WHAT THE TASK ASKS: Using the listing beneath this task, count the lines with the word "minimum" and write only the result.

Collected data
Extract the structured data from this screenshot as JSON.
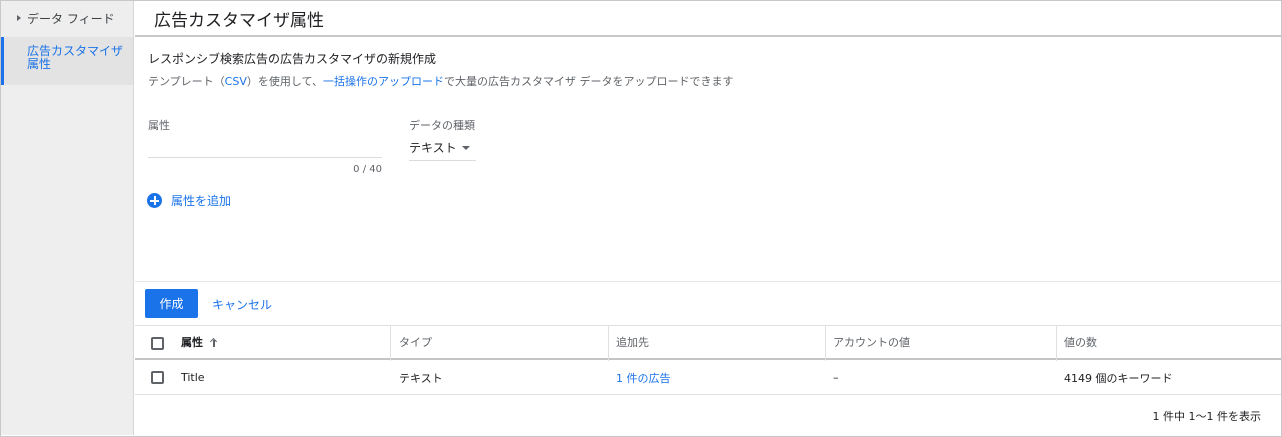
{
  "sidebar": {
    "parent_label": "データ フィード",
    "active_label_line1": "広告カスタマイザ",
    "active_label_line2": "属性"
  },
  "header": {
    "title": "広告カスタマイザ属性"
  },
  "form": {
    "heading": "レスポンシブ検索広告の広告カスタマイザの新規作成",
    "sub_part1": "テンプレート（",
    "sub_csv": "CSV",
    "sub_part2": "）を使用して、",
    "sub_link": "一括操作のアップロード",
    "sub_part3": "で大量の広告カスタマイザ データをアップロードできます",
    "attribute_label": "属性",
    "attribute_value": "",
    "attribute_counter": "0 / 40",
    "data_type_label": "データの種類",
    "data_type_value": "テキスト",
    "add_attribute_label": "属性を追加",
    "create_button": "作成",
    "cancel_button": "キャンセル"
  },
  "table": {
    "columns": [
      "属性",
      "タイプ",
      "追加先",
      "アカウントの値",
      "値の数"
    ],
    "rows": [
      {
        "attribute": "Title",
        "type": "テキスト",
        "added_to": "1 件の広告",
        "account_value": "–",
        "value_count": "4149 個のキーワード"
      }
    ],
    "pagination": "1 件中 1～1 件を表示"
  },
  "colors": {
    "accent": "#1a73e8",
    "sidebar_bg": "#eeeeee"
  },
  "icons": [
    "triangle-right-icon",
    "add-circle-icon",
    "sort-ascending-icon",
    "checkbox-icon",
    "dropdown-caret-icon"
  ]
}
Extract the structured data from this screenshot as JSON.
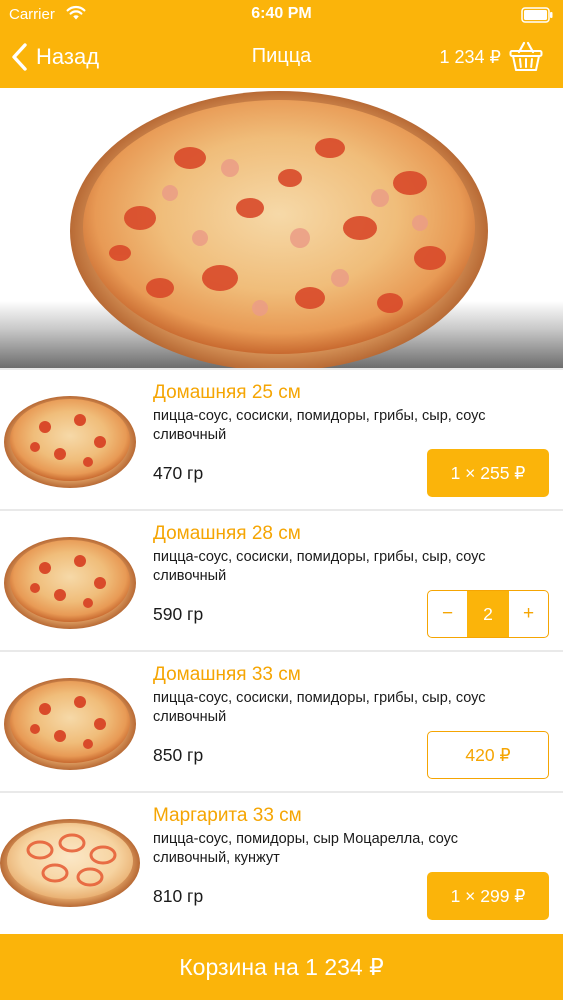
{
  "status_bar": {
    "carrier": "Carrier",
    "time": "6:40 PM"
  },
  "nav": {
    "back_label": "Назад",
    "title": "Пицца",
    "total": "1 234 ₽"
  },
  "products": [
    {
      "name": "Домашняя 25 см",
      "description": "пицца-соус, сосиски, помидоры, грибы, сыр, соус сливочный",
      "weight": "470 гр",
      "action": "1 × 255 ₽"
    },
    {
      "name": "Домашняя 28 см",
      "description": "пицца-соус, сосиски, помидоры, грибы, сыр, соус сливочный",
      "weight": "590 гр",
      "stepper": {
        "minus": "−",
        "count": "2",
        "plus": "+"
      }
    },
    {
      "name": "Домашняя 33 см",
      "description": "пицца-соус, сосиски, помидоры, грибы, сыр, соус сливочный",
      "weight": "850 гр",
      "action": "420 ₽"
    },
    {
      "name": "Маргарита 33 см",
      "description": "пицца-соус, помидоры, сыр Моцарелла, соус сливочный, кунжут",
      "weight": "810 гр",
      "action": "1 × 299 ₽"
    }
  ],
  "cart_button": {
    "label": "Корзина на 1 234 ₽"
  },
  "colors": {
    "accent": "#fbb40a",
    "accent_text": "#f5a503",
    "divider": "#e9e9e9"
  }
}
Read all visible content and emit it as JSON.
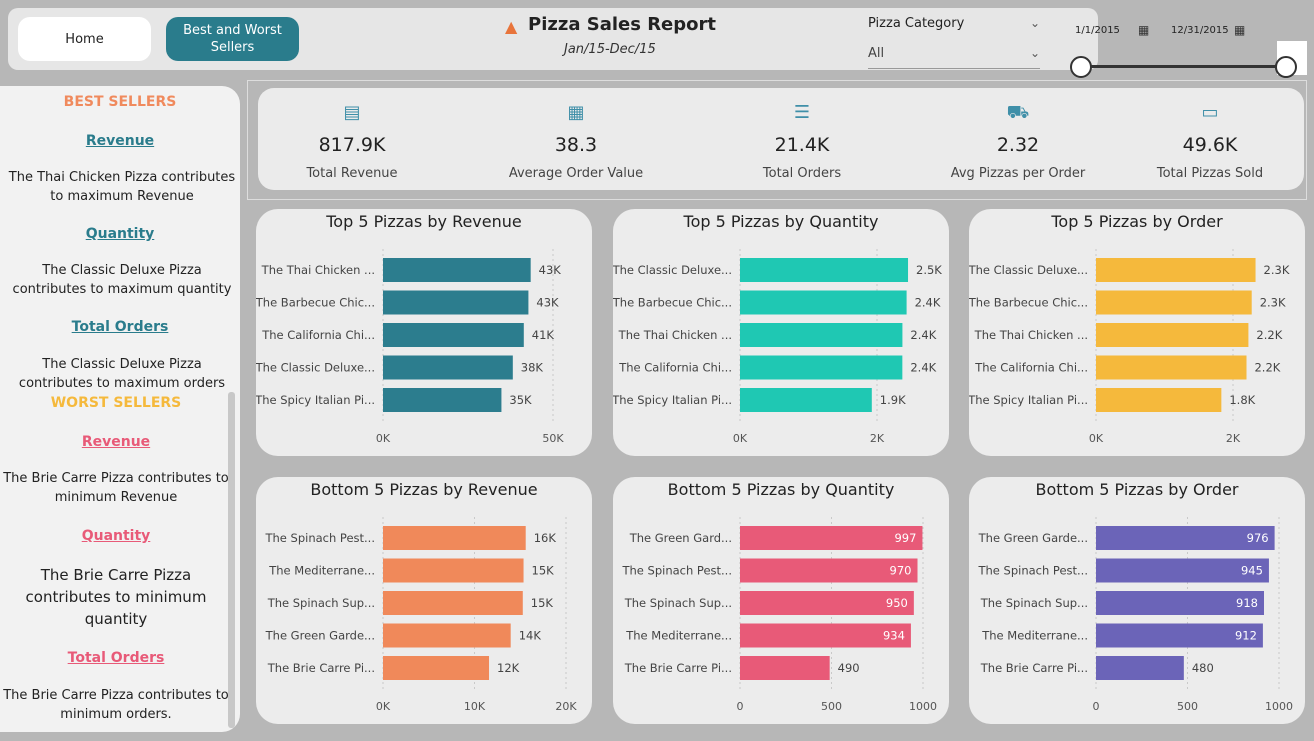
{
  "header": {
    "home_label": "Home",
    "bw_label": "Best and Worst Sellers",
    "title": "Pizza Sales Report",
    "subtitle": "Jan/15-Dec/15",
    "category_label": "Pizza Category",
    "category_value": "All",
    "date_start": "1/1/2015",
    "date_end": "12/31/2015"
  },
  "sidebar": {
    "best_heading": "BEST SELLERS",
    "best_revenue_link": "Revenue",
    "best_revenue_text": "The Thai Chicken Pizza contributes to maximum Revenue",
    "best_quantity_link": "Quantity",
    "best_quantity_text": "The Classic Deluxe Pizza contributes to maximum quantity",
    "best_orders_link": "Total Orders",
    "best_orders_text": "The Classic Deluxe Pizza contributes to maximum orders",
    "worst_heading": "WORST SELLERS",
    "worst_revenue_link": "Revenue",
    "worst_revenue_text": "The Brie Carre Pizza contributes to minimum Revenue",
    "worst_quantity_link": "Quantity",
    "worst_quantity_text": "The Brie Carre Pizza contributes to minimum quantity",
    "worst_orders_link": "Total Orders",
    "worst_orders_text": "The Brie Carre Pizza contributes to minimum orders."
  },
  "kpis": [
    {
      "value": "817.9K",
      "label": "Total Revenue",
      "icon": "money-icon"
    },
    {
      "value": "38.3",
      "label": "Average Order Value",
      "icon": "clipboard-icon"
    },
    {
      "value": "21.4K",
      "label": "Total Orders",
      "icon": "order-list-icon"
    },
    {
      "value": "2.32",
      "label": "Avg Pizzas per Order",
      "icon": "delivery-icon"
    },
    {
      "value": "49.6K",
      "label": "Total Pizzas Sold",
      "icon": "monitor-icon"
    }
  ],
  "colors": {
    "teal": "#2c7d8e",
    "aqua": "#1fc8b3",
    "yellow": "#f5b93c",
    "orange": "#f0895a",
    "pink": "#e85a78",
    "purple": "#6b64b8",
    "best_heading": "#f08a5d",
    "worst_heading": "#f5b93c",
    "best_link": "#2a7c8c",
    "worst_link": "#e85a78"
  },
  "chart_data": [
    {
      "type": "bar",
      "title": "Top 5 Pizzas by Revenue",
      "color": "#2c7d8e",
      "categories": [
        "The Thai Chicken ...",
        "The Barbecue Chic...",
        "The California Chi...",
        "The Classic Deluxe...",
        "The Spicy Italian Pi..."
      ],
      "values": [
        43434,
        42768,
        41410,
        38180,
        34831
      ],
      "labels": [
        "43K",
        "43K",
        "41K",
        "38K",
        "35K"
      ],
      "xlim": [
        0,
        50000
      ],
      "ticks": [
        "0K",
        "50K"
      ],
      "label_inside": false
    },
    {
      "type": "bar",
      "title": "Top 5 Pizzas by Quantity",
      "color": "#1fc8b3",
      "categories": [
        "The Classic Deluxe...",
        "The Barbecue Chic...",
        "The Thai Chicken ...",
        "The California Chi...",
        "The Spicy Italian Pi..."
      ],
      "values": [
        2453,
        2432,
        2371,
        2370,
        1924
      ],
      "labels": [
        "2.5K",
        "2.4K",
        "2.4K",
        "2.4K",
        "1.9K"
      ],
      "xlim": [
        0,
        2000
      ],
      "ticks": [
        "0K",
        "2K"
      ],
      "label_inside": false
    },
    {
      "type": "bar",
      "title": "Top 5 Pizzas by Order",
      "color": "#f5b93c",
      "categories": [
        "The Classic Deluxe...",
        "The Barbecue Chic...",
        "The Thai Chicken ...",
        "The California Chi...",
        "The Spicy Italian Pi..."
      ],
      "values": [
        2329,
        2273,
        2225,
        2197,
        1830
      ],
      "labels": [
        "2.3K",
        "2.3K",
        "2.2K",
        "2.2K",
        "1.8K"
      ],
      "xlim": [
        0,
        2000
      ],
      "ticks": [
        "0K",
        "2K"
      ],
      "label_inside": false
    },
    {
      "type": "bar",
      "title": "Bottom 5 Pizzas by Revenue",
      "color": "#f0895a",
      "categories": [
        "The Spinach Pest...",
        "The Mediterrane...",
        "The Spinach Sup...",
        "The Green Garde...",
        "The Brie Carre Pi..."
      ],
      "values": [
        15596,
        15360,
        15277,
        13955,
        11588
      ],
      "labels": [
        "16K",
        "15K",
        "15K",
        "14K",
        "12K"
      ],
      "xlim": [
        0,
        20000
      ],
      "ticks": [
        "0K",
        "10K",
        "20K"
      ],
      "label_inside": false
    },
    {
      "type": "bar",
      "title": "Bottom 5 Pizzas by Quantity",
      "color": "#e85a78",
      "categories": [
        "The Green Gard...",
        "The Spinach Pest...",
        "The Spinach Sup...",
        "The Mediterrane...",
        "The Brie Carre Pi..."
      ],
      "values": [
        997,
        970,
        950,
        934,
        490
      ],
      "labels": [
        "997",
        "970",
        "950",
        "934",
        "490"
      ],
      "xlim": [
        0,
        1000
      ],
      "ticks": [
        "0",
        "500",
        "1000"
      ],
      "label_inside": true
    },
    {
      "type": "bar",
      "title": "Bottom 5 Pizzas by Order",
      "color": "#6b64b8",
      "categories": [
        "The Green Garde...",
        "The Spinach Pest...",
        "The Spinach Sup...",
        "The Mediterrane...",
        "The Brie Carre Pi..."
      ],
      "values": [
        976,
        945,
        918,
        912,
        480
      ],
      "labels": [
        "976",
        "945",
        "918",
        "912",
        "480"
      ],
      "xlim": [
        0,
        1000
      ],
      "ticks": [
        "0",
        "500",
        "1000"
      ],
      "label_inside": true
    }
  ]
}
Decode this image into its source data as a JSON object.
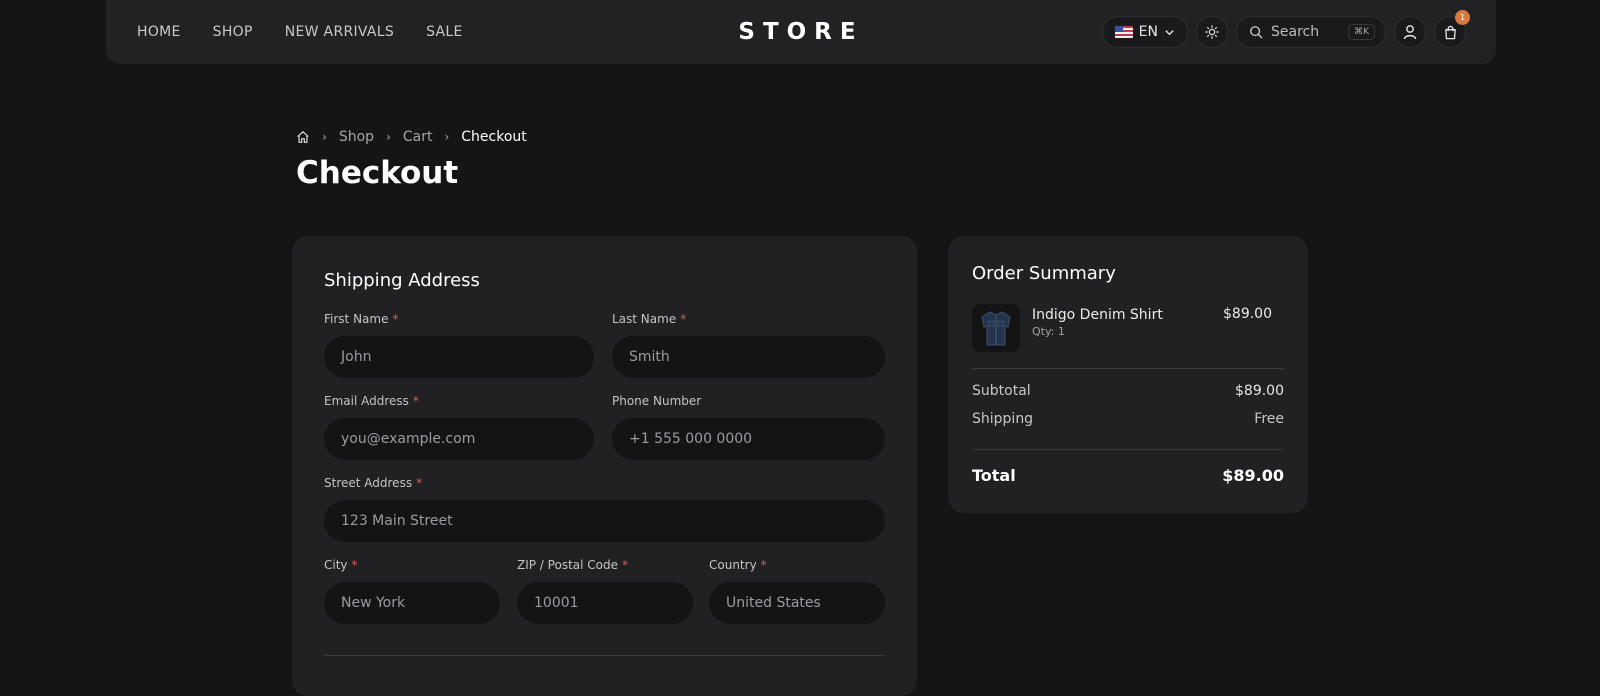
{
  "nav": {
    "links": [
      "HOME",
      "SHOP",
      "NEW ARRIVALS",
      "SALE"
    ],
    "logo": "STORE",
    "language": "EN",
    "search_placeholder": "Search",
    "search_shortcut": "⌘K",
    "cart_count": "1"
  },
  "breadcrumb": {
    "items": [
      "Shop",
      "Cart"
    ],
    "current": "Checkout"
  },
  "page_title": "Checkout",
  "shipping": {
    "title": "Shipping Address",
    "first_name": {
      "label": "First Name",
      "placeholder": "John"
    },
    "last_name": {
      "label": "Last Name",
      "placeholder": "Smith"
    },
    "email": {
      "label": "Email Address",
      "placeholder": "you@example.com"
    },
    "phone": {
      "label": "Phone Number",
      "placeholder": "+1 555 000 0000"
    },
    "street": {
      "label": "Street Address",
      "placeholder": "123 Main Street"
    },
    "city": {
      "label": "City",
      "placeholder": "New York"
    },
    "zip": {
      "label": "ZIP / Postal Code",
      "placeholder": "10001"
    },
    "country": {
      "label": "Country",
      "placeholder": "United States"
    },
    "required_mark": "*"
  },
  "summary": {
    "title": "Order Summary",
    "item": {
      "name": "Indigo Denim Shirt",
      "qty": "Qty: 1",
      "price": "$89.00"
    },
    "subtotal_label": "Subtotal",
    "subtotal_value": "$89.00",
    "shipping_label": "Shipping",
    "shipping_value": "Free",
    "total_label": "Total",
    "total_value": "$89.00"
  },
  "colors": {
    "badge": "#d9783f",
    "required": "#e05a5a",
    "background": "#151515",
    "card": "#212123"
  }
}
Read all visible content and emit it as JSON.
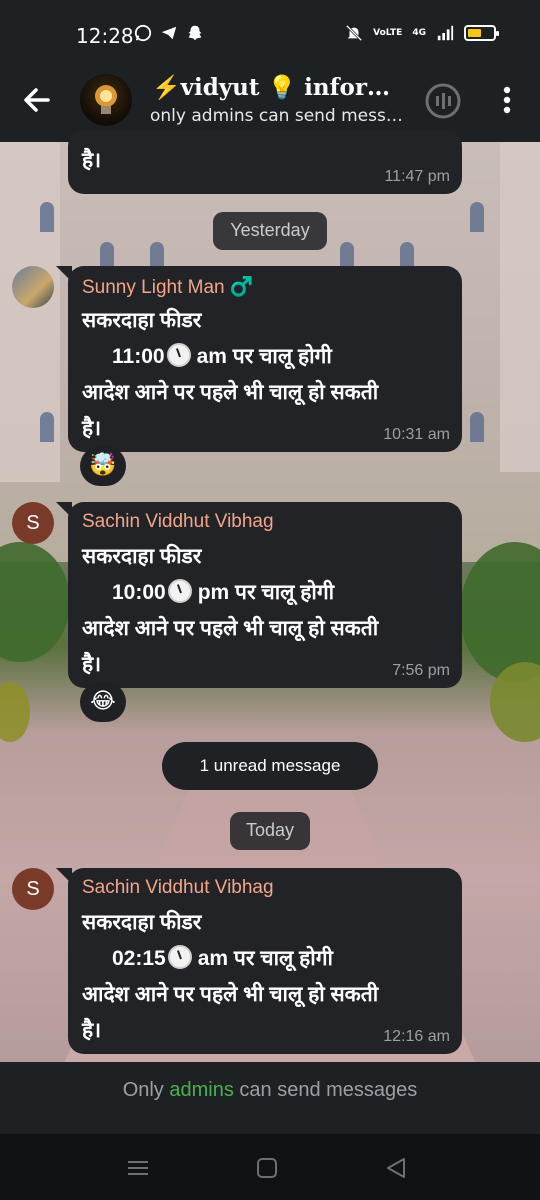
{
  "status_bar": {
    "time": "12:28",
    "icons_left": [
      "whatsapp-icon",
      "telegram-icon",
      "snapchat-icon"
    ],
    "icons_right": [
      "mute-icon",
      "volte-icon",
      "4g-signal-icon",
      "signal-bars-icon",
      "battery-icon"
    ],
    "network_label": "VoLTE",
    "network_type": "4G",
    "battery_level": 0.55,
    "battery_color": "#f5c518"
  },
  "header": {
    "title": "⚡vidyut 💡 inform...",
    "subtitle": "only admins can send messa...",
    "avatar_icon": "bulb-icon"
  },
  "messages": [
    {
      "lines": [
        "है।"
      ],
      "time": "11:47 pm"
    },
    {
      "date_separator": "Yesterday"
    },
    {
      "sender": "Sunny Light Man ♂️",
      "lines": [
        "सकरदाहा फीडर",
        "11:00",
        "am पर चालू होगी",
        "आदेश आने पर पहले भी चालू हो सकती",
        "है।"
      ],
      "time": "10:31 am",
      "reaction": "🤯",
      "avatar": "photo"
    },
    {
      "sender": "Sachin Viddhut Vibhag",
      "avatar_letter": "S",
      "lines": [
        "सकरदाहा फीडर",
        "10:00",
        "pm पर चालू होगी",
        "आदेश आने पर पहले भी चालू हो सकती",
        "है।"
      ],
      "time": "7:56 pm",
      "reaction": "😂"
    },
    {
      "unread": "1 unread message"
    },
    {
      "date_separator": "Today"
    },
    {
      "sender": "Sachin Viddhut Vibhag",
      "avatar_letter": "S",
      "lines": [
        "सकरदाहा फीडर",
        "02:15",
        "am पर चालू होगी",
        "आदेश आने पर पहले भी चालू हो सकती",
        "है।"
      ],
      "time": "12:16 am"
    }
  ],
  "footer": {
    "prefix": "Only ",
    "highlight": "admins",
    "suffix": " can send messages",
    "highlight_color": "#4caf50"
  },
  "nav": [
    "recents-icon",
    "home-icon",
    "back-triangle-icon"
  ]
}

SOLUTION TO THE PROBLEM: 3